Entries supplied -
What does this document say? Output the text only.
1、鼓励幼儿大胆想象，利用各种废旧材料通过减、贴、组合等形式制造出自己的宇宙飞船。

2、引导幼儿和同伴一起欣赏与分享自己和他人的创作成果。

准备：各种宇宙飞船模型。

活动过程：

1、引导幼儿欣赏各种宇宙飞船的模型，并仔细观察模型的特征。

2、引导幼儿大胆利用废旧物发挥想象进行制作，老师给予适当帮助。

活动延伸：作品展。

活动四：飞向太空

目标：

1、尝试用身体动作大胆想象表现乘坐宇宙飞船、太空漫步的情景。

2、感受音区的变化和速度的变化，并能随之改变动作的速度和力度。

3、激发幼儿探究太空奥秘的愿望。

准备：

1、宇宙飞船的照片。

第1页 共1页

What is asked - Quote the listing in full, please, keeping every line exact.

Task solution -
What does this document say? Output the text only.
1、鼓励幼儿大胆想象，利用各种废旧材料通过减、贴、组合等形式制造出自己的宇宙飞船。

2、引导幼儿和同伴一起欣赏与分享自己和他人的创作成果。

准备：各种宇宙飞船模型。

活动过程：

1、引导幼儿欣赏各种宇宙飞船的模型，并仔细观察模型的特征。

2、引导幼儿大胆利用废旧物发挥想象进行制作，老师给予适当帮助。

活动延伸：作品展。

活动四：飞向太空

目标：

1、尝试用身体动作大胆想象表现乘坐宇宙飞船、太空漫步的情景。

2、感受音区的变化和速度的变化，并能随之改变动作的速度和力度。

3、激发幼儿探究太空奥秘的愿望。

准备：

1、宇宙飞船的照片。

第1页 共1页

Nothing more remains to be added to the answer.